== Given records

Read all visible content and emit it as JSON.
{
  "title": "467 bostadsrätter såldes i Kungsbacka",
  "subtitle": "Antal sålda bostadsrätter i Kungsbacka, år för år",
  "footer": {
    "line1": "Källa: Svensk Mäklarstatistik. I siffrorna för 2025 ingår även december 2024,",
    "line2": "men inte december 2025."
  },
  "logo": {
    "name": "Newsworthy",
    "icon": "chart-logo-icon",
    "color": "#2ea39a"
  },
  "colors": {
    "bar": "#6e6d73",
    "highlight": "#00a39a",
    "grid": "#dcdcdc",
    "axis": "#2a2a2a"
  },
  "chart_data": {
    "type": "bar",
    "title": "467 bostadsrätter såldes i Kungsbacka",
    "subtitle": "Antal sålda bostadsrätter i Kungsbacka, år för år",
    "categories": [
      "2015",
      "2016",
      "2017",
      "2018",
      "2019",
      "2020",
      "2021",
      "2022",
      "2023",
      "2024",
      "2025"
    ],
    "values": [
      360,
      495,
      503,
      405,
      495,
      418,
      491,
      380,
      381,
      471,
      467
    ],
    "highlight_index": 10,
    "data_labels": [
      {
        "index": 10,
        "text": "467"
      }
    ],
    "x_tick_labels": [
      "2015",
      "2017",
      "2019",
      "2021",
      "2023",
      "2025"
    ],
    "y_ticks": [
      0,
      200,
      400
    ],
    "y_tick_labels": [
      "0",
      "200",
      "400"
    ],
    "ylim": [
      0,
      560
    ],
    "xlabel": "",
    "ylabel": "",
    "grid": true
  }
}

====

Please reproduce each record precisely as written.

Read all visible content and emit it as JSON.
{
  "title": "467 bostadsrätter såldes i Kungsbacka",
  "subtitle": "Antal sålda bostadsrätter i Kungsbacka, år för år",
  "footer": {
    "line1": "Källa: Svensk Mäklarstatistik. I siffrorna för 2025 ingår även december 2024,",
    "line2": "men inte december 2025."
  },
  "logo": {
    "name": "Newsworthy",
    "icon": "chart-logo-icon",
    "color": "#2ea39a"
  },
  "colors": {
    "bar": "#6e6d73",
    "highlight": "#00a39a",
    "grid": "#dcdcdc",
    "axis": "#2a2a2a"
  },
  "chart_data": {
    "type": "bar",
    "title": "467 bostadsrätter såldes i Kungsbacka",
    "subtitle": "Antal sålda bostadsrätter i Kungsbacka, år för år",
    "categories": [
      "2015",
      "2016",
      "2017",
      "2018",
      "2019",
      "2020",
      "2021",
      "2022",
      "2023",
      "2024",
      "2025"
    ],
    "values": [
      360,
      495,
      503,
      405,
      495,
      418,
      491,
      380,
      381,
      471,
      467
    ],
    "highlight_index": 10,
    "data_labels": [
      {
        "index": 10,
        "text": "467"
      }
    ],
    "x_tick_labels": [
      "2015",
      "2017",
      "2019",
      "2021",
      "2023",
      "2025"
    ],
    "y_ticks": [
      0,
      200,
      400
    ],
    "y_tick_labels": [
      "0",
      "200",
      "400"
    ],
    "ylim": [
      0,
      560
    ],
    "xlabel": "",
    "ylabel": "",
    "grid": true
  }
}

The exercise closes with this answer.